Изменить стиль страницы

Настаивать на том, что «Трилогия» Мережковского страдает многими художественными недочетами, и при этом смотреть на Мережковского только как на художника — значит совершать бестактность: надевать на него «тришкин кафтан». Анализировать его идеологию — значит укорачивать рукава этого кафтана.

Мережковский — вопиющее недоумение нашей эпохи. Он — загадка, которая упала к нам из будущего.

Построил книжную башенку; ее можно было бы подать на чайном подносе. Из щепотки порошка растут фараоновы змеи [Известный химический опыт.]. Из книжной башенки Мережковского выросла вавилонская башня — идей, символов, загадок? Не знаем. Сам Мережковский с подзорной грубой в руках взошел по ней и скрылся от нас в облака. Мы не ведаем точно, где он и что с ним. Анализируем фундамент башни: одно подножие ее — искусство, другое — религия, третье — схоластика, четвертое — критика. Сама башня — ни то, ни другое, ни третье. Иногда сверху падает на нас дождь печатных листов — это Мережковский пытается с нами разговаривать.

На одном свитке написаны стихи, на другом — замечательное исследование о Серафиме Саровском. На третьем — странное словопроизводство: будто бы «пошло то. что пошло» (предполагается «пошло в ход»).

Ваши задания:
**A.** Что, согласно фрагменту о Мережковском, написано на втором свитке?
**B.** Воспроизведите без изменений часть фрагмента о Мережковском от слов «Мережковский — вопиющее» до слов «с нами разговаривать.» включительно.

Фрагмент набора данных:
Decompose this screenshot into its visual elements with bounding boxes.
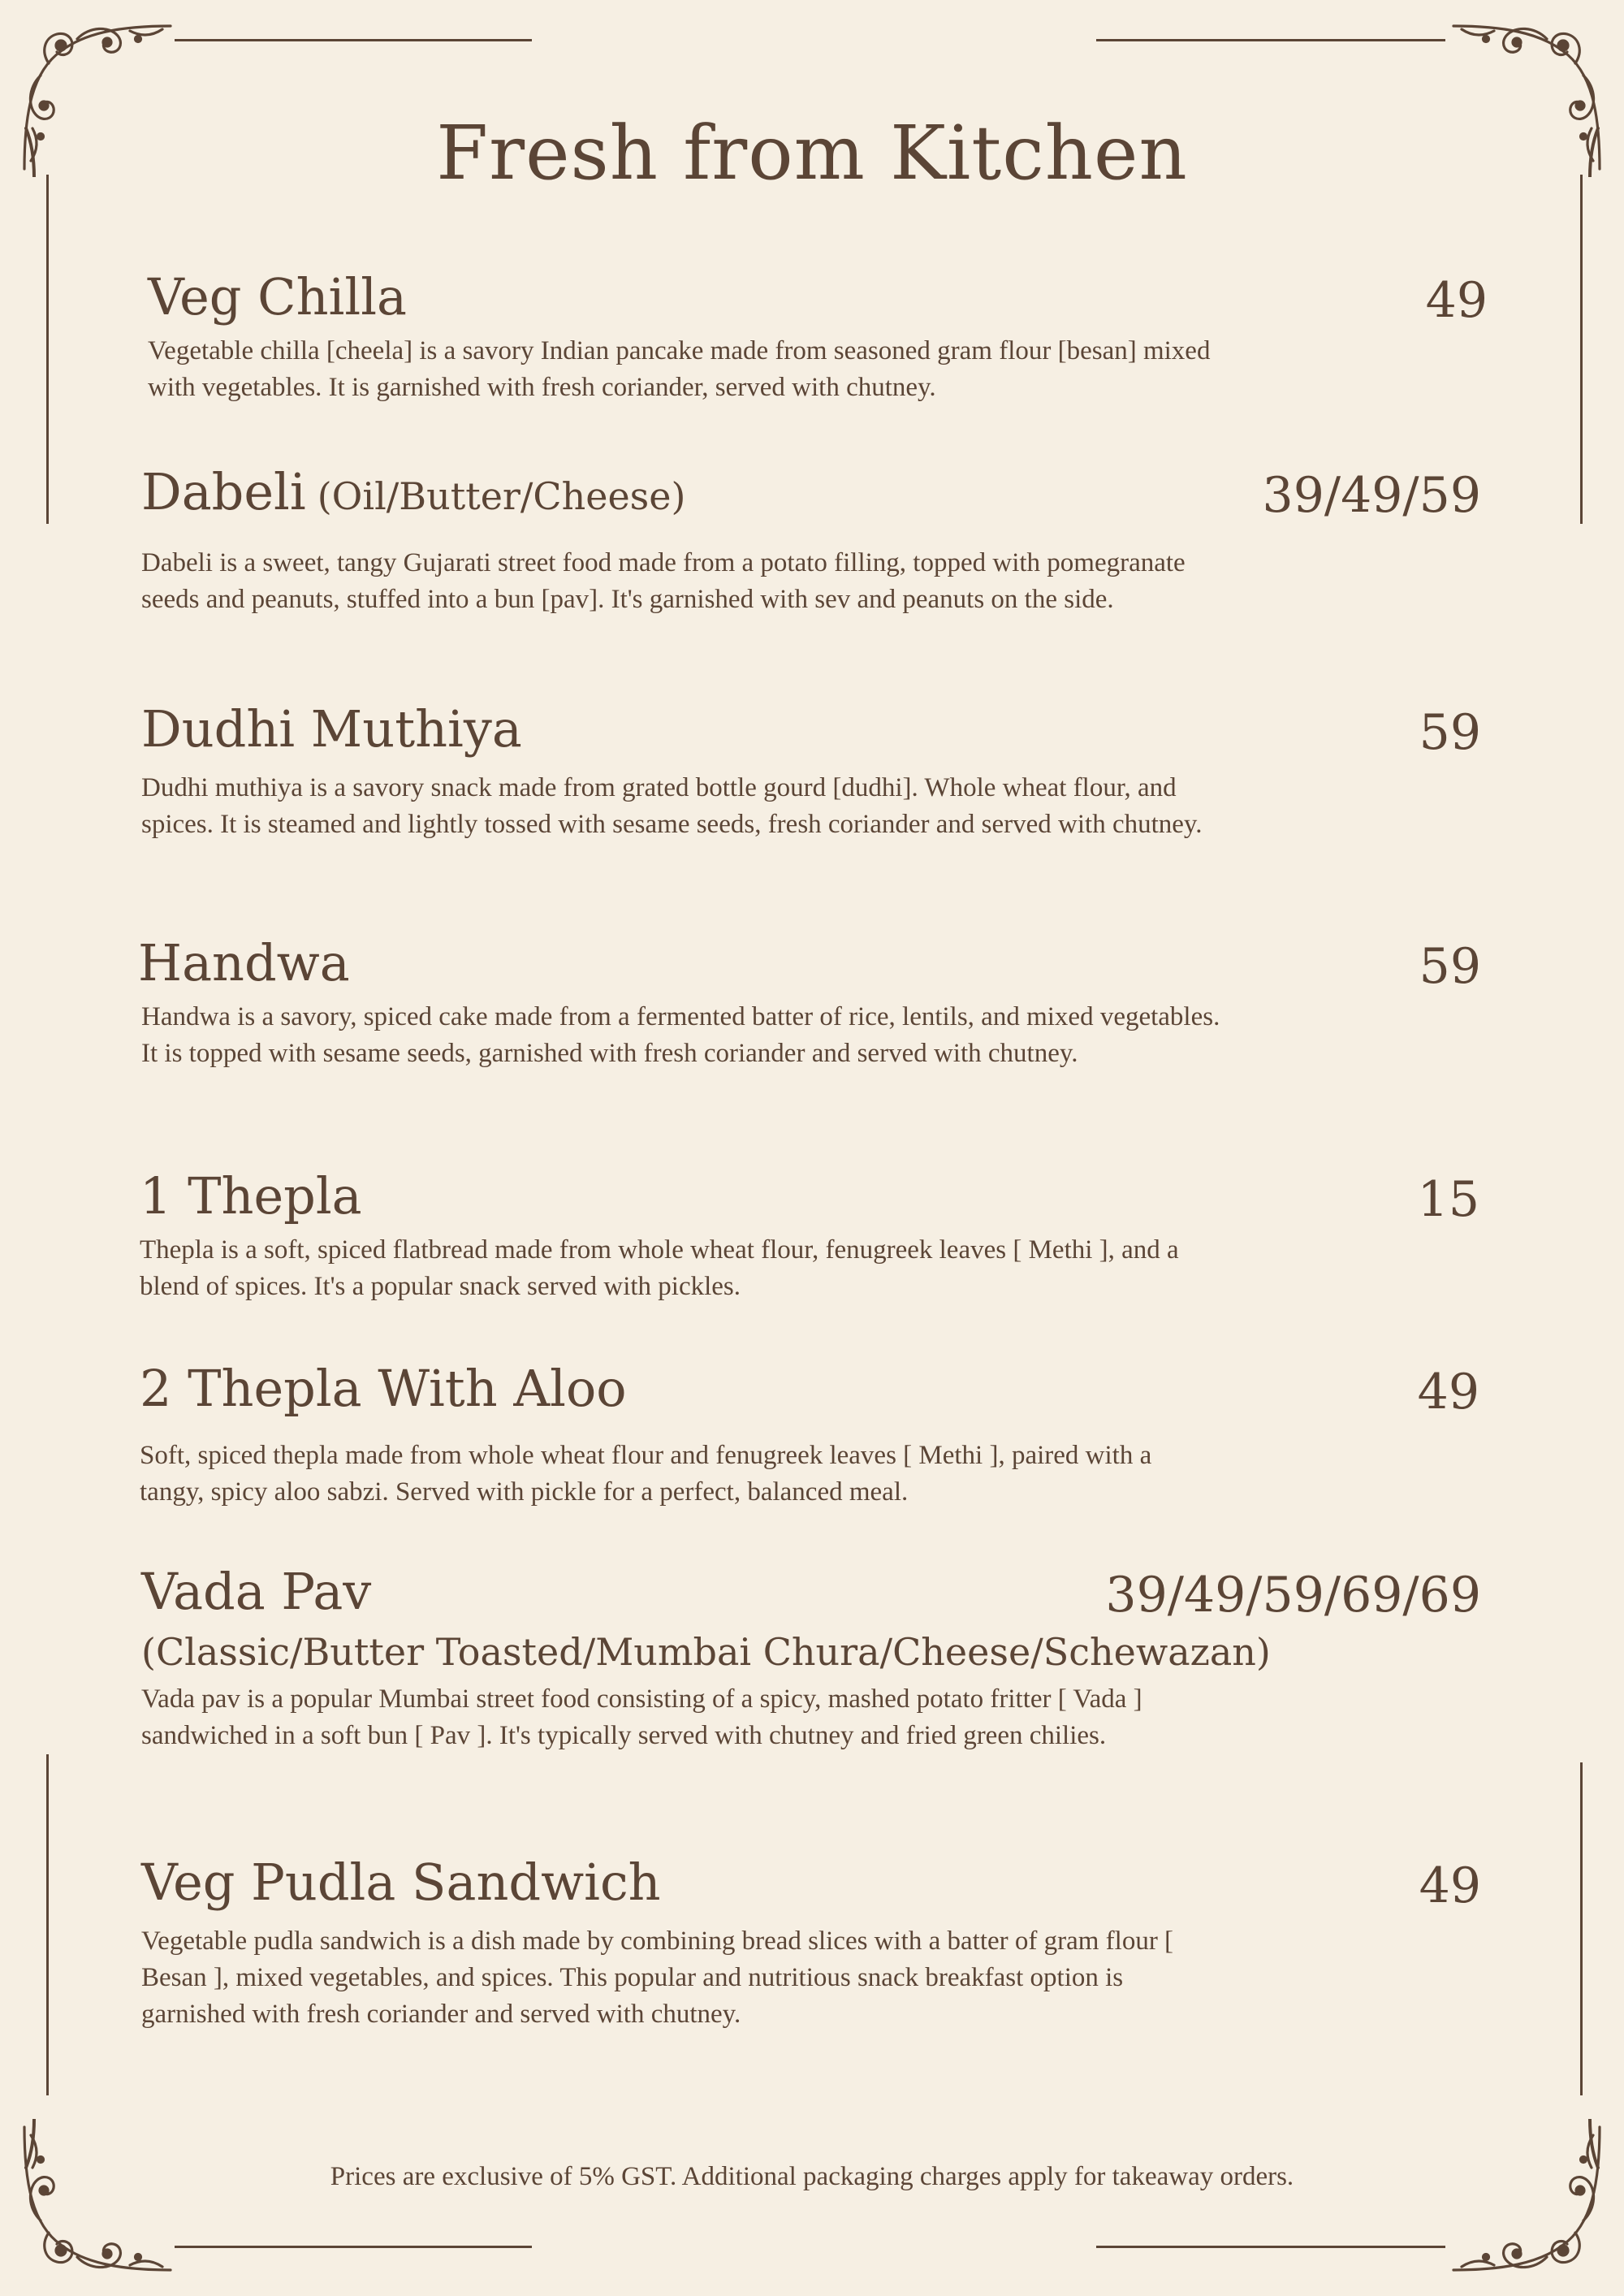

Решения ниже:
**A.** Замечательное исследование о Серафиме Саровском.

**B.**
Мережковский — вопиющее недоумение нашей эпохи. Он — загадка, которая упала к нам из будущего.

Построил книжную башенку; ее можно было бы подать на чайном подносе. Из щепотки порошка растут фараоновы змеи [Известный химический опыт.]. Из книжной башенки Мережковского выросла вавилонская башня — идей, символов, загадок? Не знаем. Сам Мережковский с подзорной грубой в руках взошел по ней и скрылся от нас в облака. Мы не ведаем точно, где он и что с ним. Анализируем фундамент башни: одно подножие ее — искусство, другое — религия, третье — схоластика, четвертое — критика. Сама башня — ни то, ни другое, ни третье. Иногда сверху падает на нас дождь печатных листов — это Мережковский пытается с нами разговаривать.